**Directions for this task:**
Look through the material below, count the lines containing the word "Public", and state only the count.

○ ○ ○ ○ ○

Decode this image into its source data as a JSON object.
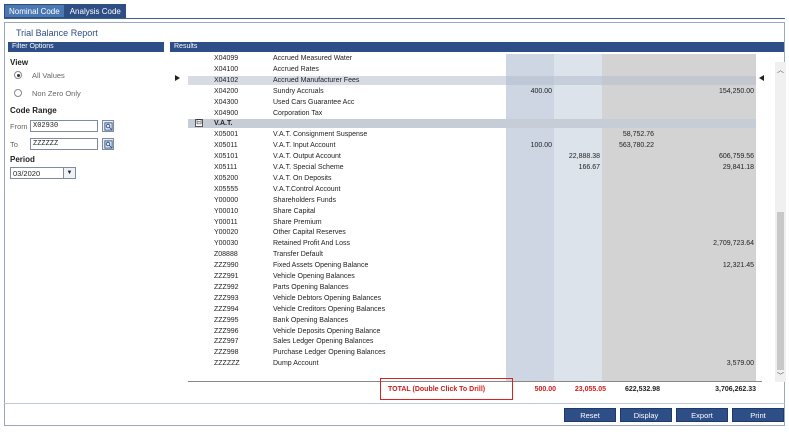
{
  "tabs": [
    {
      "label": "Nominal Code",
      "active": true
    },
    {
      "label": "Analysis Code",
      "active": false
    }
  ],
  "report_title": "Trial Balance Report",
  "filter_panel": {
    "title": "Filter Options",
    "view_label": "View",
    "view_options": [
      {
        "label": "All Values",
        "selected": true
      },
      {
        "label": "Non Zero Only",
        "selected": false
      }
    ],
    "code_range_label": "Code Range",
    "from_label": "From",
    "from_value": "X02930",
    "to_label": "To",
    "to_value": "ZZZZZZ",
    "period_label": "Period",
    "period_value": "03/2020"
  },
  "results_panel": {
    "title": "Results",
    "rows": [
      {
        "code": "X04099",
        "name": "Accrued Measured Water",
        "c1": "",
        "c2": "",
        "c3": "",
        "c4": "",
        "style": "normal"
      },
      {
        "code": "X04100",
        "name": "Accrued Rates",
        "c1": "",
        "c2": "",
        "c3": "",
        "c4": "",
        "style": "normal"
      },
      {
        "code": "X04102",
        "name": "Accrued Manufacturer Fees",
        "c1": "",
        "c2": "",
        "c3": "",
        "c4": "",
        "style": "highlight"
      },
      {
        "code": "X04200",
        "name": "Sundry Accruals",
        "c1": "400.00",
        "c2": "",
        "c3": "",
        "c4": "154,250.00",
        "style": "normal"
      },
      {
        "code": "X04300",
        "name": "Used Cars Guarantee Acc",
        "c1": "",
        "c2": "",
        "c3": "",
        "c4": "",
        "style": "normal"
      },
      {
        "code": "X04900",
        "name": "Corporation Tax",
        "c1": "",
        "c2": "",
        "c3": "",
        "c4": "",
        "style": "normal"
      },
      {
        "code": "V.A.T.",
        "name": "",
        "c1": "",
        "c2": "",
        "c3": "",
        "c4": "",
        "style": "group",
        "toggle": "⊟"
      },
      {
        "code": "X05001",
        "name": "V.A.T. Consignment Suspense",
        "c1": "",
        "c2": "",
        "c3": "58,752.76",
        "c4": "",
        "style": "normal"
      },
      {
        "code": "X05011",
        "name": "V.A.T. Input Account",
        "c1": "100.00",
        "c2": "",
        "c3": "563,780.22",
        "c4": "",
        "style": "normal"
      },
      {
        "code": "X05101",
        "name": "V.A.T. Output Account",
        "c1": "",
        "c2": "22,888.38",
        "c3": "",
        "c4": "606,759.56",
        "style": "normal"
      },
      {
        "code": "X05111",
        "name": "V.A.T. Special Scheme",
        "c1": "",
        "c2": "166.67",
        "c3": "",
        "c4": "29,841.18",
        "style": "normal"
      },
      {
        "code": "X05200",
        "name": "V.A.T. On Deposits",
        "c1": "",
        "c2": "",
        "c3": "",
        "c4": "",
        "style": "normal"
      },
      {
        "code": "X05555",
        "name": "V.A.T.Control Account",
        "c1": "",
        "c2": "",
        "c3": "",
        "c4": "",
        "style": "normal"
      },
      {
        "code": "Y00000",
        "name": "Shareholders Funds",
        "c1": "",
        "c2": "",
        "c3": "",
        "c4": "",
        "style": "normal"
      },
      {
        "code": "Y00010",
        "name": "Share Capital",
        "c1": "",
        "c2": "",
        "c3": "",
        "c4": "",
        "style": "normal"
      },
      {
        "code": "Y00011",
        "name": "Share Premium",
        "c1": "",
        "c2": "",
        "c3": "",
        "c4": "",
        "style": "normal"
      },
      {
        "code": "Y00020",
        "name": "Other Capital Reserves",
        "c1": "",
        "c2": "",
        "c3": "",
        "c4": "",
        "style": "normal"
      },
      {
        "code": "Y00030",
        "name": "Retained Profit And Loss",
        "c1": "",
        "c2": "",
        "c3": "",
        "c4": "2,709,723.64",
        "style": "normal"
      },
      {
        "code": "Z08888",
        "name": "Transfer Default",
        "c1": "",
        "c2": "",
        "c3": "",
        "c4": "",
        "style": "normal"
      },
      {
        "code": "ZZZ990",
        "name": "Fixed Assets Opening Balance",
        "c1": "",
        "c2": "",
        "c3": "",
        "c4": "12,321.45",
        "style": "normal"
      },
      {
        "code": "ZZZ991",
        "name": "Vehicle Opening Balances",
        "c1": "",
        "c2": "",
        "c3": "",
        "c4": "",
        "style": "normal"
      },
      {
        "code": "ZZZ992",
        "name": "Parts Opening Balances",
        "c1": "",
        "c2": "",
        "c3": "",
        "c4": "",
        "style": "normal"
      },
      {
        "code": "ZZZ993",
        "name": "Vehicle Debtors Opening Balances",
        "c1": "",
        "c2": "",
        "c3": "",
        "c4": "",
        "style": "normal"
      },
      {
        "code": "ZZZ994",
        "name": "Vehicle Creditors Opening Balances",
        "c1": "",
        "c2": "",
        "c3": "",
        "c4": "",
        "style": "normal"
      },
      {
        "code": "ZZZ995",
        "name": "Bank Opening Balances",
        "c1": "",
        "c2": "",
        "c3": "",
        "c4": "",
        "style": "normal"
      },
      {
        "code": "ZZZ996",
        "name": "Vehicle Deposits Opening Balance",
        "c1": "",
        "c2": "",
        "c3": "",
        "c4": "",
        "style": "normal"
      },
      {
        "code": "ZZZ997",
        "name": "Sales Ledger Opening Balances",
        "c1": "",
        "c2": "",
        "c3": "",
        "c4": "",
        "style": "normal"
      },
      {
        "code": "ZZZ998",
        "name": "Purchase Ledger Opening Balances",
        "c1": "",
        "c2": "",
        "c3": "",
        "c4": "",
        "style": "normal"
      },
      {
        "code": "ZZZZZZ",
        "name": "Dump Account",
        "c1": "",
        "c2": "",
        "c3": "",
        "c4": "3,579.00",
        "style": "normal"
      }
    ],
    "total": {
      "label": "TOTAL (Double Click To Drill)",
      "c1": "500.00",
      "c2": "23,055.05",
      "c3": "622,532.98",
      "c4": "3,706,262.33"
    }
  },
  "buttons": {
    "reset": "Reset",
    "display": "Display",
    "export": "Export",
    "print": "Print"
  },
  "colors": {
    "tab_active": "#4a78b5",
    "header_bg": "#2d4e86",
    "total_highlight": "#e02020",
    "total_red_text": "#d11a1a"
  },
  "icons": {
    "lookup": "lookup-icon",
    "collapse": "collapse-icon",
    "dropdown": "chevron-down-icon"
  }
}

○ ○ ○ ○ ○

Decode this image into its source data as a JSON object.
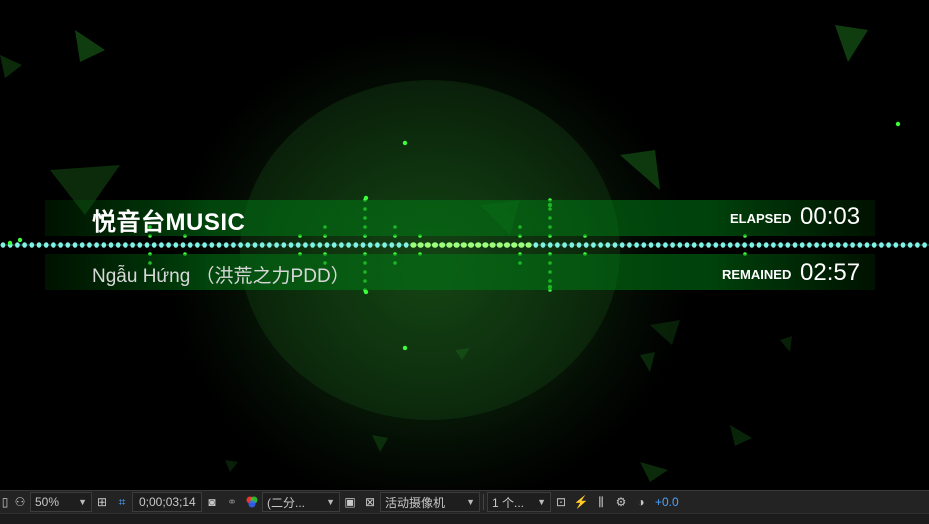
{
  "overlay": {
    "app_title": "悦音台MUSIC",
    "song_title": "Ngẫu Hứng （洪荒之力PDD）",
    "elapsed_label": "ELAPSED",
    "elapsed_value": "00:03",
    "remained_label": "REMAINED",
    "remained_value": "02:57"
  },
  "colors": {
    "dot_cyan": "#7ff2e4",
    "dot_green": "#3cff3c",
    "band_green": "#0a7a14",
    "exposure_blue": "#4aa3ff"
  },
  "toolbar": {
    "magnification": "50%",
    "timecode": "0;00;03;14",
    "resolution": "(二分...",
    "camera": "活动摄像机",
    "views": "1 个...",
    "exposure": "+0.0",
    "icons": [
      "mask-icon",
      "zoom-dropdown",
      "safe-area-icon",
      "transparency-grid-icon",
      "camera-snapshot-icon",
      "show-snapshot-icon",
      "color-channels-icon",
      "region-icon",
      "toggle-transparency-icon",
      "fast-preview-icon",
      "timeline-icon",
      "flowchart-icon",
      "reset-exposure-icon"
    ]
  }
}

○ ○ ○ ○ ○

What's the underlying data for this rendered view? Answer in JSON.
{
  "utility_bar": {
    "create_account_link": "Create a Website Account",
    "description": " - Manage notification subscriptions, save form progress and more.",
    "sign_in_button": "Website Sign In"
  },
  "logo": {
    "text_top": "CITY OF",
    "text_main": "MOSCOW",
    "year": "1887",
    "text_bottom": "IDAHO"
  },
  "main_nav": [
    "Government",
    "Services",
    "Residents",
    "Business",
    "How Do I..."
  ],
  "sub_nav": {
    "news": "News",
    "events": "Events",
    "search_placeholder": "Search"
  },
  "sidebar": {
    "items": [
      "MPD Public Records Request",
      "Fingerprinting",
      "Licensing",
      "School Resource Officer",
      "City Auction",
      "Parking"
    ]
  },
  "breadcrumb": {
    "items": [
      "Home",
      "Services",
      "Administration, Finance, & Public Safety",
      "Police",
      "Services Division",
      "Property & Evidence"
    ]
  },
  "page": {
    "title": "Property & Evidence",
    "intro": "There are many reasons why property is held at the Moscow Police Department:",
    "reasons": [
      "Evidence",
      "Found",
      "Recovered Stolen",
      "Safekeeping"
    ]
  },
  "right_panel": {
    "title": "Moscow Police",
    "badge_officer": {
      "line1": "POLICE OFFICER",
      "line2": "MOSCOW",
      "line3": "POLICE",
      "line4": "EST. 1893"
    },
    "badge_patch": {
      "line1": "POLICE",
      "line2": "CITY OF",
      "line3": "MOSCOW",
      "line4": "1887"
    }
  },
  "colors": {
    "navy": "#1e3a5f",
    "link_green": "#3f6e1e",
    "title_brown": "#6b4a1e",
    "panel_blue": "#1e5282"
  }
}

○ ○ ○ ○ ○

**Task solution:**
2